:: TASK TO COMPLETE ::
Each entry below is to be written out exactly, and the pictures are to be left out.
◇ ◇ ◇ ◇
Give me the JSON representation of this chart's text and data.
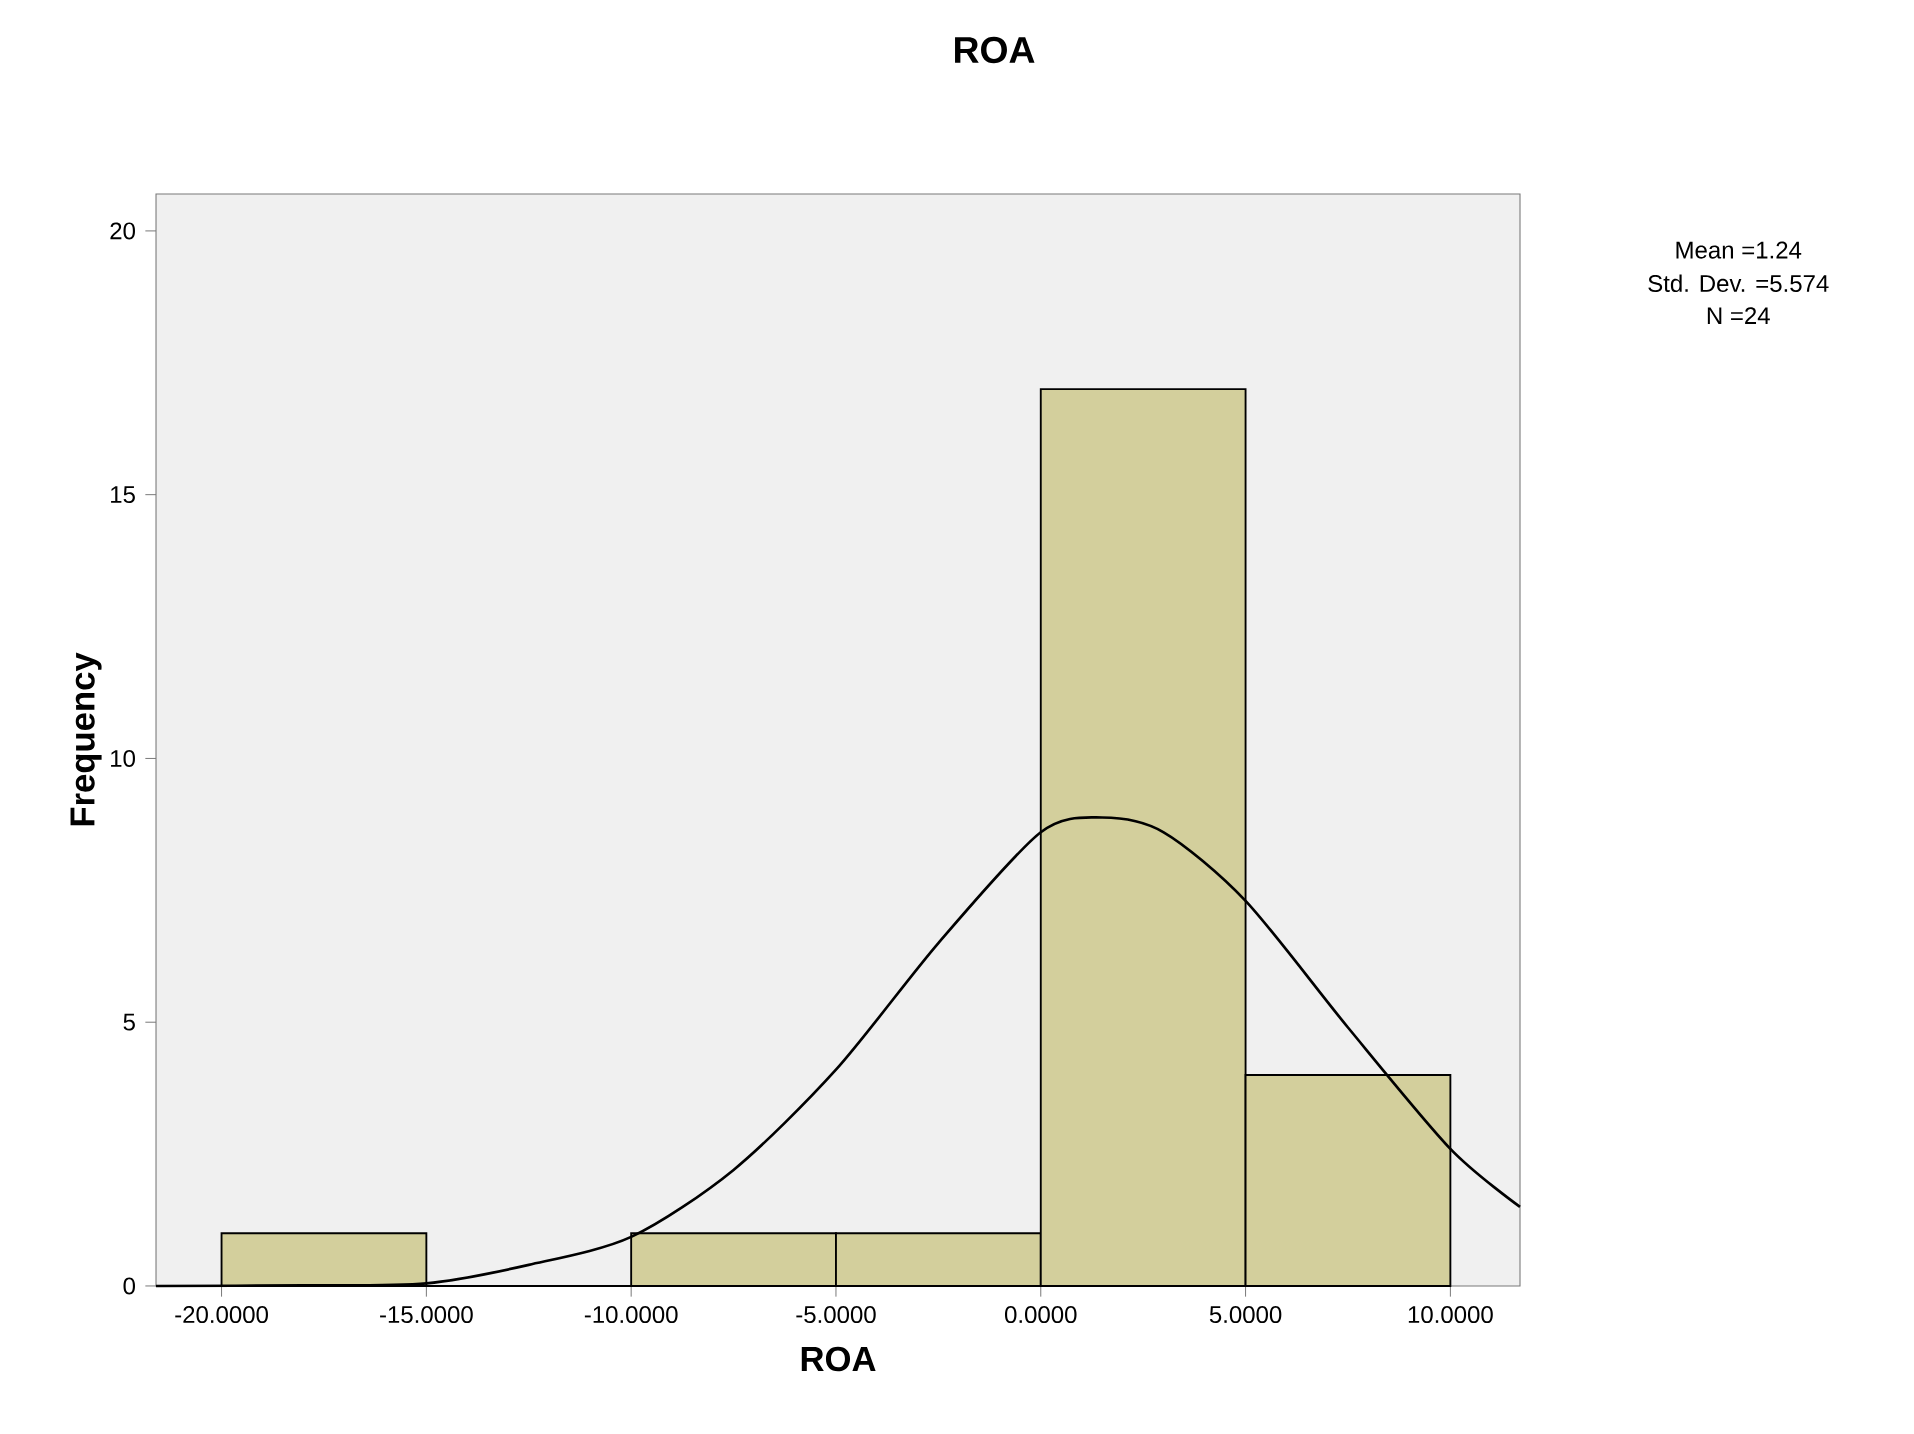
{
  "chart_data": {
    "type": "histogram",
    "title": "ROA",
    "xlabel": "ROA",
    "ylabel": "Frequency",
    "annotations": [
      "Mean =1.24",
      "Std. Dev. =5.574",
      "N =24"
    ],
    "bins": [
      -20,
      -15,
      -10,
      -5,
      0,
      5,
      10
    ],
    "values": [
      1,
      0,
      1,
      1,
      17,
      4
    ],
    "color": "#d3cf9c",
    "series": [
      {
        "type": "line",
        "color": "#000000",
        "x": [
          -21.6,
          -18,
          -15,
          -12.5,
          -10,
          -7.5,
          -5,
          -2.5,
          0,
          1.5,
          3,
          5,
          7.5,
          10,
          11.7
        ],
        "values": [
          0.0,
          0.01,
          0.05,
          0.4,
          0.93,
          2.2,
          4.1,
          6.5,
          8.6,
          8.88,
          8.6,
          7.3,
          4.9,
          2.6,
          1.5
        ]
      }
    ],
    "xlim": [
      -21.6,
      11.7
    ],
    "ylim": [
      0,
      20.7
    ],
    "xticks": [
      {
        "value": -20,
        "label": "-20.0000"
      },
      {
        "value": -15,
        "label": "-15.0000"
      },
      {
        "value": -10,
        "label": "-10.0000"
      },
      {
        "value": -5,
        "label": "-5.0000"
      },
      {
        "value": 0,
        "label": "0.0000"
      },
      {
        "value": 5,
        "label": "5.0000"
      },
      {
        "value": 10,
        "label": "10.0000"
      }
    ],
    "yticks": [
      0,
      5,
      10,
      15,
      20
    ],
    "grid": false
  }
}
◇ ◇ ◇ ◇
:: RESPONSE ::
Give me the JSON representation of this chart's text and data.
{
  "chart_data": {
    "type": "histogram",
    "title": "ROA",
    "xlabel": "ROA",
    "ylabel": "Frequency",
    "annotations": [
      "Mean =1.24",
      "Std. Dev. =5.574",
      "N =24"
    ],
    "bins": [
      -20,
      -15,
      -10,
      -5,
      0,
      5,
      10
    ],
    "values": [
      1,
      0,
      1,
      1,
      17,
      4
    ],
    "color": "#d3cf9c",
    "series": [
      {
        "type": "line",
        "color": "#000000",
        "x": [
          -21.6,
          -18,
          -15,
          -12.5,
          -10,
          -7.5,
          -5,
          -2.5,
          0,
          1.5,
          3,
          5,
          7.5,
          10,
          11.7
        ],
        "values": [
          0.0,
          0.01,
          0.05,
          0.4,
          0.93,
          2.2,
          4.1,
          6.5,
          8.6,
          8.88,
          8.6,
          7.3,
          4.9,
          2.6,
          1.5
        ]
      }
    ],
    "xlim": [
      -21.6,
      11.7
    ],
    "ylim": [
      0,
      20.7
    ],
    "xticks": [
      {
        "value": -20,
        "label": "-20.0000"
      },
      {
        "value": -15,
        "label": "-15.0000"
      },
      {
        "value": -10,
        "label": "-10.0000"
      },
      {
        "value": -5,
        "label": "-5.0000"
      },
      {
        "value": 0,
        "label": "0.0000"
      },
      {
        "value": 5,
        "label": "5.0000"
      },
      {
        "value": 10,
        "label": "10.0000"
      }
    ],
    "yticks": [
      0,
      5,
      10,
      15,
      20
    ],
    "grid": false
  }
}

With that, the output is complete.